Written instruction: Pull every line of the entries that has the word "help".

(Records excerpted from a collection)
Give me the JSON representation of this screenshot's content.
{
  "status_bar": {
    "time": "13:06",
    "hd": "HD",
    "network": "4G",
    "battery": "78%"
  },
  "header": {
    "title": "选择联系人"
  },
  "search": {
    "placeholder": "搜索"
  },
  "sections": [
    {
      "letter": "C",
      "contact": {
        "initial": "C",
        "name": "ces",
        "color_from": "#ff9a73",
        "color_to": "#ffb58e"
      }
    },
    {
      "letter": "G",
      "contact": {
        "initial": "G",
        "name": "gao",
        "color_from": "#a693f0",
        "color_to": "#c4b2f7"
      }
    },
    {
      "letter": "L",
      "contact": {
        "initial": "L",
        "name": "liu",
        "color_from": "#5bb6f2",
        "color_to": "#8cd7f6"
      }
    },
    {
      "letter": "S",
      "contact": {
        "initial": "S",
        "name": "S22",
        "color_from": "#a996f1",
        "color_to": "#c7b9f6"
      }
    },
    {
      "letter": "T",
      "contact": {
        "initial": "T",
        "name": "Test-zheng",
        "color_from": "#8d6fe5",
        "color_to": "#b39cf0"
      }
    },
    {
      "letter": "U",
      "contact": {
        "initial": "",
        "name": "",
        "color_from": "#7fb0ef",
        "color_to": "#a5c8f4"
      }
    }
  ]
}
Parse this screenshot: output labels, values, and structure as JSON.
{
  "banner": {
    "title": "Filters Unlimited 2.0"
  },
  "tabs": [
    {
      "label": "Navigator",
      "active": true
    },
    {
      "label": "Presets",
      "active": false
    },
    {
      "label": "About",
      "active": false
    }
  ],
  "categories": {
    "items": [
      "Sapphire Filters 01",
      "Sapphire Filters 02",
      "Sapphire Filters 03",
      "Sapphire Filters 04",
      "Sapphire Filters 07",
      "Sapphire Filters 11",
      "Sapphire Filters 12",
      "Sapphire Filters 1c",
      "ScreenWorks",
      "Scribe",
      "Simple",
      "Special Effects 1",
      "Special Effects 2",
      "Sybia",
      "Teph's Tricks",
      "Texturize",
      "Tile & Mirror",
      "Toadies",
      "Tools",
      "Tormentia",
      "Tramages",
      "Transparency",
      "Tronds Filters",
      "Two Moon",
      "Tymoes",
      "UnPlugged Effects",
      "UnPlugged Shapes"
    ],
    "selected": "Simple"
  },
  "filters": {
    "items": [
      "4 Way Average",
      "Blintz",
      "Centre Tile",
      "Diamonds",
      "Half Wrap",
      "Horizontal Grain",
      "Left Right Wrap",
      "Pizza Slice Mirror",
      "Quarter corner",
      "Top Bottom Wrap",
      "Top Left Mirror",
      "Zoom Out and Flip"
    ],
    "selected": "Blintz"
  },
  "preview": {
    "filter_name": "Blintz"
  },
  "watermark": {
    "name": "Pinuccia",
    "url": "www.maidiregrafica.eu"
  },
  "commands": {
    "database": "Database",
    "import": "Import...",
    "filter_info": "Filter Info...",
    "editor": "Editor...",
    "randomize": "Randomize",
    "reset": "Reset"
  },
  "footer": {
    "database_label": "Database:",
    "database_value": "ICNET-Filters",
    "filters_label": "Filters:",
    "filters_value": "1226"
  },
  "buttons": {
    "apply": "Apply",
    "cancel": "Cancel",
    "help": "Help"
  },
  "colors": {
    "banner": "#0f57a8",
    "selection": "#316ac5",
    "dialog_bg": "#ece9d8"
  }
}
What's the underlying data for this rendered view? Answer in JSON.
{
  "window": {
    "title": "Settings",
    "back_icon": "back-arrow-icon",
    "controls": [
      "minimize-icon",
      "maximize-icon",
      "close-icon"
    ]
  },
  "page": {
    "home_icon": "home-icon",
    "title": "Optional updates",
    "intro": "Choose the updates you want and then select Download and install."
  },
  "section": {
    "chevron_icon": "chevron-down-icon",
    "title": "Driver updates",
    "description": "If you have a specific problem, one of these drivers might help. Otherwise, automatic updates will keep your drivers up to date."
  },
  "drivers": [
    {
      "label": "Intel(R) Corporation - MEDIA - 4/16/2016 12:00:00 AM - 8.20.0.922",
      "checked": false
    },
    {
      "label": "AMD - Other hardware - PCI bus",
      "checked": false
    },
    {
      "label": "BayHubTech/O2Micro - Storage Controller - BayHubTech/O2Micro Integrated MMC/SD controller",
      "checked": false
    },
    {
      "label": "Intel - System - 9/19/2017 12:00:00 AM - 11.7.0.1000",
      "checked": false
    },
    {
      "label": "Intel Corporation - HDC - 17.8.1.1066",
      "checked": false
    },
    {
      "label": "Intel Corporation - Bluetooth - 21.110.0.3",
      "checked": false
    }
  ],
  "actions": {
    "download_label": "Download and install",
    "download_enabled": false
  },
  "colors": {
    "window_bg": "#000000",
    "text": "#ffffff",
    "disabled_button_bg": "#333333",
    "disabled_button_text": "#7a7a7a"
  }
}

Finished exercise:
    "help": "Help"
    "description": "If you have a specific problem, one of these drivers might help. Otherwise, automatic updates will keep your drivers up to date."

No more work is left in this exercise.